:: WRITTEN TASK ::
Please reproduce a passage from the Evanston women's history text word for word, beginning at the words "The project is" and stopping after "Girls, Cacayuran said.".

:: SOURCE EXCERPT ::
===
A two-year effort to research and display the history of influential women in Evanston is ready to be unveiled at the Evanston History Center next year.

The Evanston Women’s History Project is a collaborative, multifaceted endeavor to build curriculum, increase tourism and receive a federal designation as a women’s historical district, said Rebecca Cacayuran, Evanston Community Foundation’s director of development and communications.

“The designation would … put it on the map so tourists can know that Evanston is a great historical destination,” Cacayuran said.

The project will debut in March – Women’s History Month- and will include an exhibition at the Evanston History Center, tours, a women’s history trail and a lecture series, said Lori Osborne, the project’s archivist and coordinator.

Organizers said they want to make the project a long-term success.

“We are hoping it’s not just a one-time thing,” Osborne said. “We are hoping to develop curriculum for schools to use with these women’s stories and a girls’ leadership project. We hope it has a life after the main research is done.”

The project is a collaborative effort involving the Evanston History Center, the Frances Willard Historical Association, the Evanston Public Library, the Young Women’s Christian Association and the Woman’s Club of Evanston.

Much of the project’s funding came from the Evanston Community Foundation’s Fund for Women and Girls, Cacayuran said.
===
:: ENTRIES ::
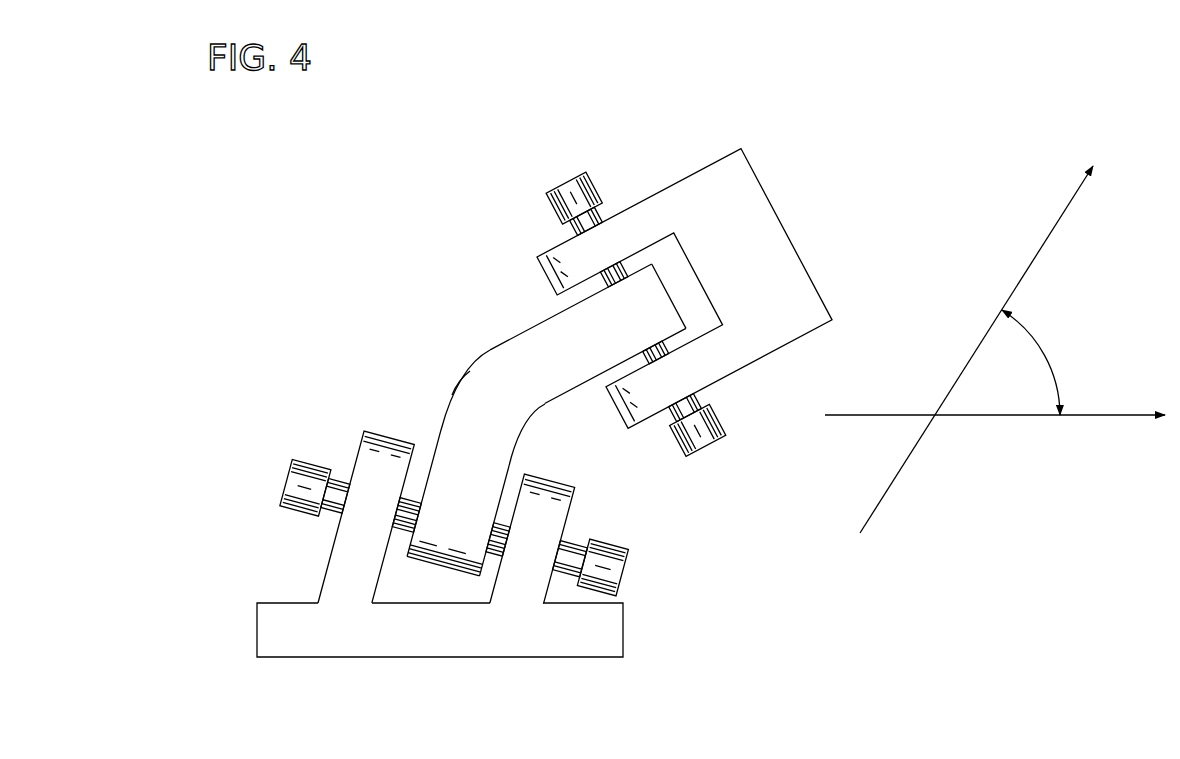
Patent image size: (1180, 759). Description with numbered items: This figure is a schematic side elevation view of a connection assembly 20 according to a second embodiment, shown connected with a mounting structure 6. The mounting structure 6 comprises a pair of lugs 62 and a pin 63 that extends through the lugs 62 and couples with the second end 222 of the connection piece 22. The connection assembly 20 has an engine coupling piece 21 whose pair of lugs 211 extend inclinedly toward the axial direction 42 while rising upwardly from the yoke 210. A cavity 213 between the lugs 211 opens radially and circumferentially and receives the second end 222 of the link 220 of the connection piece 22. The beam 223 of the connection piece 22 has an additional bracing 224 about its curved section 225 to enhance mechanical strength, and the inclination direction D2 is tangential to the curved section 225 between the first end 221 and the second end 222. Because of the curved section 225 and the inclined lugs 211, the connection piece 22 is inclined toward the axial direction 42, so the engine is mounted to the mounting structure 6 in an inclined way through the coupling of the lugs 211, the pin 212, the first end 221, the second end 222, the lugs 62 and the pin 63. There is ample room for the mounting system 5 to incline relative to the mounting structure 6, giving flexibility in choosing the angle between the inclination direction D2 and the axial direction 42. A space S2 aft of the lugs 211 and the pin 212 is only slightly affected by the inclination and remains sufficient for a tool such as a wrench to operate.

The mounting system 5 is at (463, 133).
The mounting structure 6 is at (662, 167).
The lugs 62 is at (708, 368).
The pin 63 is at (578, 212).
The connection assembly 20 is at (396, 212).
The engine coupling piece 21 is at (497, 671).
The yoke 210 is at (291, 657).
The lugs 211 is at (345, 578).
The pin 212 is at (290, 487).
The cavity 213 is at (428, 590).
The connection piece 22 is at (432, 306).
The link 220 is at (555, 337).
The first end 221 is at (448, 517).
The second end 222 is at (657, 297).
The beam 223 is at (472, 363).
The bracing 224 is at (530, 420).
The curved section 225 is at (498, 372).
The space S2 is at (664, 523).
The inclination direction D2 is at (1047, 240).
The axial direction 42 is at (1003, 417).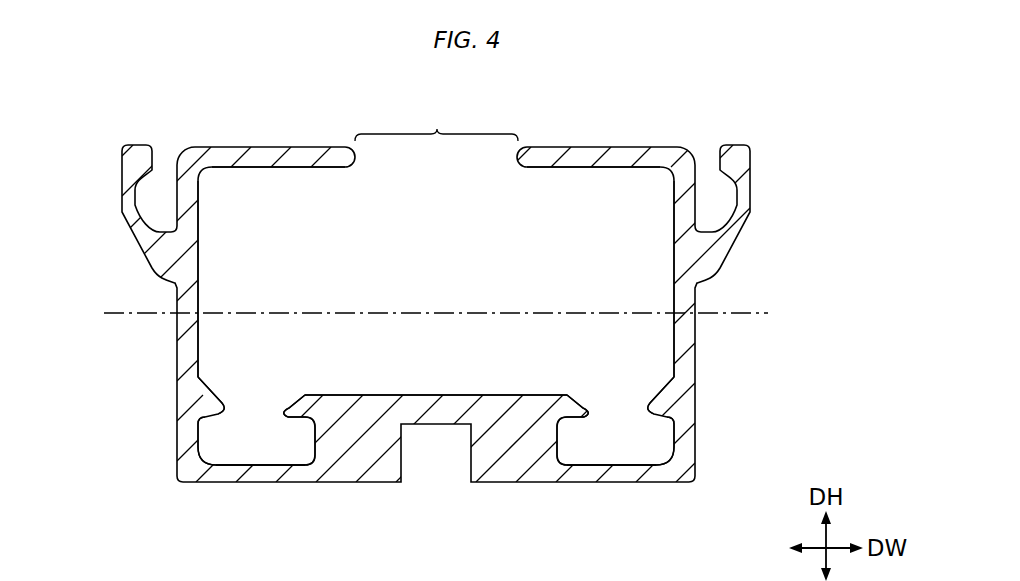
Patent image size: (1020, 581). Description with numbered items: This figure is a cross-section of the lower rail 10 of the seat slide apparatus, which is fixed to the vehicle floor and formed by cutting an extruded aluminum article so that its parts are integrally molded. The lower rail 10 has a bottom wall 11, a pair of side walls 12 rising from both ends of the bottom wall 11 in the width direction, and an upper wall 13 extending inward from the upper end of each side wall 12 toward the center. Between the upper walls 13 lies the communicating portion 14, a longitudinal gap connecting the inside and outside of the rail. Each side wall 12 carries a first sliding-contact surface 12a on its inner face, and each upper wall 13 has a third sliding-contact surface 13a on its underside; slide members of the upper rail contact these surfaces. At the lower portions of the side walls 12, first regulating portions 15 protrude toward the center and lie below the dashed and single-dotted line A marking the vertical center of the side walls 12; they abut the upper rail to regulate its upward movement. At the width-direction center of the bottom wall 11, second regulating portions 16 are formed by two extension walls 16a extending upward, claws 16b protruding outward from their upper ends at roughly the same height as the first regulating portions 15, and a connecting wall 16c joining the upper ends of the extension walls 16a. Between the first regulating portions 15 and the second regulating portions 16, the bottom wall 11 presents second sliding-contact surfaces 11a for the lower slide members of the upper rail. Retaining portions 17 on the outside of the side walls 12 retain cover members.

The lower rail 10 is at (812, 106).
The bottom wall 11 is at (370, 483).
The second sliding-contact surfaces 11a is at (247, 466).
The side walls 12 is at (177, 350).
The first sliding-contact surfaces 12a is at (198, 243).
The upper wall 13 is at (242, 147).
The third sliding-contact surfaces 13a is at (313, 168).
The communicating portion 14 is at (436, 122).
The first regulating portions 15 is at (215, 398).
The second regulating portions 16 is at (291, 403).
The extension walls 16a is at (372, 394).
The claws 16b is at (290, 407).
The connecting wall 16c is at (445, 402).
The retaining portions 17 is at (123, 150).
The dashed and single-dotted line A is at (758, 313).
===
:: ANSWER FOR THIS EXERCISE ::
The project is a collaborative effort involving the Evanston History Center, the Frances Willard Historical Association, the Evanston Public Library, the Young Women’s Christian Association and the Woman’s Club of Evanston.

Much of the project’s funding came from the Evanston Community Foundation’s Fund for Women and Girls, Cacayuran said.